Short exercise: Transcribe every line of the listing below without any deviation.

-- Begin Information provided --

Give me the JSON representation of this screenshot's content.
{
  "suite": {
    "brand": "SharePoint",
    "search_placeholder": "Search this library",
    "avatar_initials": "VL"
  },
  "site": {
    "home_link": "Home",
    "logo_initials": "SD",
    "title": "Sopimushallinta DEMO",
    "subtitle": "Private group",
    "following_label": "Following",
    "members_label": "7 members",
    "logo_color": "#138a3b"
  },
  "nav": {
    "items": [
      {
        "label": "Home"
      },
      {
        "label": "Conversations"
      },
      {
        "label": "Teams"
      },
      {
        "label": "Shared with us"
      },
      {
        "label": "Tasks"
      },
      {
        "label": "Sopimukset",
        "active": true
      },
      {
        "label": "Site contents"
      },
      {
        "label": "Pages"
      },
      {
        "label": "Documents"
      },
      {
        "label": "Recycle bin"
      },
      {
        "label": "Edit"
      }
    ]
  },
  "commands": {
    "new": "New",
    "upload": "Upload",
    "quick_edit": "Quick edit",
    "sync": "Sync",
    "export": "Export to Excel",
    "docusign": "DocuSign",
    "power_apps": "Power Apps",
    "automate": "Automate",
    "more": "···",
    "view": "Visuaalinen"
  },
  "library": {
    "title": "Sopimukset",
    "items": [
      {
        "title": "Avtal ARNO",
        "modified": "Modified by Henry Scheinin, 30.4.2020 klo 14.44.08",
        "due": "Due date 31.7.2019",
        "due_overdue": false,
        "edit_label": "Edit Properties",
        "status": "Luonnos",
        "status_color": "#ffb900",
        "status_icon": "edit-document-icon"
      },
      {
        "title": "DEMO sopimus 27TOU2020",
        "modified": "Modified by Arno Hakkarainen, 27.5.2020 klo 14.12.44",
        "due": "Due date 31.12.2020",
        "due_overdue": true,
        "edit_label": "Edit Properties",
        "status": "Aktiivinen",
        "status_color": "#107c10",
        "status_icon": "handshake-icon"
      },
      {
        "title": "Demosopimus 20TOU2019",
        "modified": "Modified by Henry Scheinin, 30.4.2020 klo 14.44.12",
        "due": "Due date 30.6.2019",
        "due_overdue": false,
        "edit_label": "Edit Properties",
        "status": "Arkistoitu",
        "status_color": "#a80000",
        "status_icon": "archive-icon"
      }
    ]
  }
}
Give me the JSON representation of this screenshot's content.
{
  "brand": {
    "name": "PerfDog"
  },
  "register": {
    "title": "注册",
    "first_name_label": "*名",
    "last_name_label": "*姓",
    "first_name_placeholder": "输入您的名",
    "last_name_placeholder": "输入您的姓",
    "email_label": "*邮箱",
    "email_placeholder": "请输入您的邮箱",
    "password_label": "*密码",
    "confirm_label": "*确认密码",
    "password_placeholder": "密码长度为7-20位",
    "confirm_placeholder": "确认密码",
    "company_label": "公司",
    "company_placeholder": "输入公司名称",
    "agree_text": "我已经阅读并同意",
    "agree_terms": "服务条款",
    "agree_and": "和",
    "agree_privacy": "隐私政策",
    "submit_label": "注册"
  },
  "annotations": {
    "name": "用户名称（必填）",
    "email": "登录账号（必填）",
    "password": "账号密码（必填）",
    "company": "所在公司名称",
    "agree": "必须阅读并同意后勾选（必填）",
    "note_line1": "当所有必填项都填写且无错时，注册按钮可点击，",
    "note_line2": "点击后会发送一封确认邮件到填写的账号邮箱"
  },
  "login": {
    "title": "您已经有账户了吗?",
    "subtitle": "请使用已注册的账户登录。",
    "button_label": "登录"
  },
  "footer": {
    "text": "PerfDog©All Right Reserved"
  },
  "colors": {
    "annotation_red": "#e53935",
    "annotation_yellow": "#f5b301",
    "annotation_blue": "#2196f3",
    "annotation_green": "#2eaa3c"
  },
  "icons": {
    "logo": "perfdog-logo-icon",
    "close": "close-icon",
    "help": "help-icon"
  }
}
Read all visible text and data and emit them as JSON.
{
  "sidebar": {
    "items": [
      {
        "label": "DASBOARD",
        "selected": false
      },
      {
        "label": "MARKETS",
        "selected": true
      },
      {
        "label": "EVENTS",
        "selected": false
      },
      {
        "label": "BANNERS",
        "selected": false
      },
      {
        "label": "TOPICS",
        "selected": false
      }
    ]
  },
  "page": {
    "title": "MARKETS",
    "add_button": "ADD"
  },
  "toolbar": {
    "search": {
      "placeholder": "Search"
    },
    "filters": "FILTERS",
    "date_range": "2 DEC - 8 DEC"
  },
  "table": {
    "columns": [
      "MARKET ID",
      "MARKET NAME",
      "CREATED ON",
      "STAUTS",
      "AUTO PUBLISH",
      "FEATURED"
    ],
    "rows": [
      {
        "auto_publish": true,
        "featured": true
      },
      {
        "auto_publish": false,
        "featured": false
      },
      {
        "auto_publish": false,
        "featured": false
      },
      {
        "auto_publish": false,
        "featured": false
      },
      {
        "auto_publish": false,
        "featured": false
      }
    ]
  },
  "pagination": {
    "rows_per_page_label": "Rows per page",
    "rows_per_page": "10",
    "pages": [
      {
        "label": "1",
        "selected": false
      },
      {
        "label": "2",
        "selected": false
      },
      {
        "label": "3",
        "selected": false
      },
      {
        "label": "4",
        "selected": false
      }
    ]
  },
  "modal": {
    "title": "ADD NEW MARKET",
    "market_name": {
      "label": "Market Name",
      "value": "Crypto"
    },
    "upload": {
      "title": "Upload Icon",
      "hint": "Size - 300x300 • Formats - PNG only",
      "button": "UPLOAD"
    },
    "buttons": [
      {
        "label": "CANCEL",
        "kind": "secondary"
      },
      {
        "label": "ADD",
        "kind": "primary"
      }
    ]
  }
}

-- End Information provided --

Complete response:
Give me the JSON representation of this screenshot's content.
{
  "suite": {
    "brand": "SharePoint",
    "search_placeholder": "Search this library",
    "avatar_initials": "VL"
  },
  "site": {
    "home_link": "Home",
    "logo_initials": "SD",
    "title": "Sopimushallinta DEMO",
    "subtitle": "Private group",
    "following_label": "Following",
    "members_label": "7 members",
    "logo_color": "#138a3b"
  },
  "nav": {
    "items": [
      {
        "label": "Home"
      },
      {
        "label": "Conversations"
      },
      {
        "label": "Teams"
      },
      {
        "label": "Shared with us"
      },
      {
        "label": "Tasks"
      },
      {
        "label": "Sopimukset",
        "active": true
      },
      {
        "label": "Site contents"
      },
      {
        "label": "Pages"
      },
      {
        "label": "Documents"
      },
      {
        "label": "Recycle bin"
      },
      {
        "label": "Edit"
      }
    ]
  },
  "commands": {
    "new": "New",
    "upload": "Upload",
    "quick_edit": "Quick edit",
    "sync": "Sync",
    "export": "Export to Excel",
    "docusign": "DocuSign",
    "power_apps": "Power Apps",
    "automate": "Automate",
    "more": "···",
    "view": "Visuaalinen"
  },
  "library": {
    "title": "Sopimukset",
    "items": [
      {
        "title": "Avtal ARNO",
        "modified": "Modified by Henry Scheinin, 30.4.2020 klo 14.44.08",
        "due": "Due date 31.7.2019",
        "due_overdue": false,
        "edit_label": "Edit Properties",
        "status": "Luonnos",
        "status_color": "#ffb900",
        "status_icon": "edit-document-icon"
      },
      {
        "title": "DEMO sopimus 27TOU2020",
        "modified": "Modified by Arno Hakkarainen, 27.5.2020 klo 14.12.44",
        "due": "Due date 31.12.2020",
        "due_overdue": true,
        "edit_label": "Edit Properties",
        "status": "Aktiivinen",
        "status_color": "#107c10",
        "status_icon": "handshake-icon"
      },
      {
        "title": "Demosopimus 20TOU2019",
        "modified": "Modified by Henry Scheinin, 30.4.2020 klo 14.44.12",
        "due": "Due date 30.6.2019",
        "due_overdue": false,
        "edit_label": "Edit Properties",
        "status": "Arkistoitu",
        "status_color": "#a80000",
        "status_icon": "archive-icon"
      }
    ]
  }
}
Give me the JSON representation of this screenshot's content.
{
  "brand": {
    "name": "PerfDog"
  },
  "register": {
    "title": "注册",
    "first_name_label": "*名",
    "last_name_label": "*姓",
    "first_name_placeholder": "输入您的名",
    "last_name_placeholder": "输入您的姓",
    "email_label": "*邮箱",
    "email_placeholder": "请输入您的邮箱",
    "password_label": "*密码",
    "confirm_label": "*确认密码",
    "password_placeholder": "密码长度为7-20位",
    "confirm_placeholder": "确认密码",
    "company_label": "公司",
    "company_placeholder": "输入公司名称",
    "agree_text": "我已经阅读并同意",
    "agree_terms": "服务条款",
    "agree_and": "和",
    "agree_privacy": "隐私政策",
    "submit_label": "注册"
  },
  "annotations": {
    "name": "用户名称（必填）",
    "email": "登录账号（必填）",
    "password": "账号密码（必填）",
    "company": "所在公司名称",
    "agree": "必须阅读并同意后勾选（必填）",
    "note_line1": "当所有必填项都填写且无错时，注册按钮可点击，",
    "note_line2": "点击后会发送一封确认邮件到填写的账号邮箱"
  },
  "login": {
    "title": "您已经有账户了吗?",
    "subtitle": "请使用已注册的账户登录。",
    "button_label": "登录"
  },
  "footer": {
    "text": "PerfDog©All Right Reserved"
  },
  "colors": {
    "annotation_red": "#e53935",
    "annotation_yellow": "#f5b301",
    "annotation_blue": "#2196f3",
    "annotation_green": "#2eaa3c"
  },
  "icons": {
    "logo": "perfdog-logo-icon",
    "close": "close-icon",
    "help": "help-icon"
  }
}
Read all visible text and data and emit them as JSON.
{
  "sidebar": {
    "items": [
      {
        "label": "DASBOARD",
        "selected": false
      },
      {
        "label": "MARKETS",
        "selected": true
      },
      {
        "label": "EVENTS",
        "selected": false
      },
      {
        "label": "BANNERS",
        "selected": false
      },
      {
        "label": "TOPICS",
        "selected": false
      }
    ]
  },
  "page": {
    "title": "MARKETS",
    "add_button": "ADD"
  },
  "toolbar": {
    "search": {
      "placeholder": "Search"
    },
    "filters": "FILTERS",
    "date_range": "2 DEC - 8 DEC"
  },
  "table": {
    "columns": [
      "MARKET ID",
      "MARKET NAME",
      "CREATED ON",
      "STAUTS",
      "AUTO PUBLISH",
      "FEATURED"
    ],
    "rows": [
      {
        "auto_publish": true,
        "featured": true
      },
      {
        "auto_publish": false,
        "featured": false
      },
      {
        "auto_publish": false,
        "featured": false
      },
      {
        "auto_publish": false,
        "featured": false
      },
      {
        "auto_publish": false,
        "featured": false
      }
    ]
  },
  "pagination": {
    "rows_per_page_label": "Rows per page",
    "rows_per_page": "10",
    "pages": [
      {
        "label": "1",
        "selected": false
      },
      {
        "label": "2",
        "selected": false
      },
      {
        "label": "3",
        "selected": false
      },
      {
        "label": "4",
        "selected": false
      }
    ]
  },
  "modal": {
    "title": "ADD NEW MARKET",
    "market_name": {
      "label": "Market Name",
      "value": "Crypto"
    },
    "upload": {
      "title": "Upload Icon",
      "hint": "Size - 300x300 • Formats - PNG only",
      "button": "UPLOAD"
    },
    "buttons": [
      {
        "label": "CANCEL",
        "kind": "secondary"
      },
      {
        "label": "ADD",
        "kind": "primary"
      }
    ]
  }
}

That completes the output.